■ **DIRECTION**: The records below should be written out again, exactly.

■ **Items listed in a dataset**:

--- Begin ---

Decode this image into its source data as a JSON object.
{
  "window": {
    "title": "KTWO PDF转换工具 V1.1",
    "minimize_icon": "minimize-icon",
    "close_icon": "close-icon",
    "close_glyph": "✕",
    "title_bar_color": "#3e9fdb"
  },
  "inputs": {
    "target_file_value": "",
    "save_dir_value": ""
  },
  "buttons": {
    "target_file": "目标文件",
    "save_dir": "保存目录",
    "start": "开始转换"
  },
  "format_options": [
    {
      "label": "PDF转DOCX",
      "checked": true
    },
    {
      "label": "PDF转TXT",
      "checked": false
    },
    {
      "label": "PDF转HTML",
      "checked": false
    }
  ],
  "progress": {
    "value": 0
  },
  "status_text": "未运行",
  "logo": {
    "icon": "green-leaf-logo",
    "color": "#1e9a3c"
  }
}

--- End ---

■ **ANSWER FOR THIS EXERCISE**:
Decode this image into its source data as a JSON object.
{
  "window": {
    "title": "KTWO PDF转换工具 V1.1",
    "minimize_icon": "minimize-icon",
    "close_icon": "close-icon",
    "close_glyph": "✕",
    "title_bar_color": "#3e9fdb"
  },
  "inputs": {
    "target_file_value": "",
    "save_dir_value": ""
  },
  "buttons": {
    "target_file": "目标文件",
    "save_dir": "保存目录",
    "start": "开始转换"
  },
  "format_options": [
    {
      "label": "PDF转DOCX",
      "checked": true
    },
    {
      "label": "PDF转TXT",
      "checked": false
    },
    {
      "label": "PDF转HTML",
      "checked": false
    }
  ],
  "progress": {
    "value": 0
  },
  "status_text": "未运行",
  "logo": {
    "icon": "green-leaf-logo",
    "color": "#1e9a3c"
  }
}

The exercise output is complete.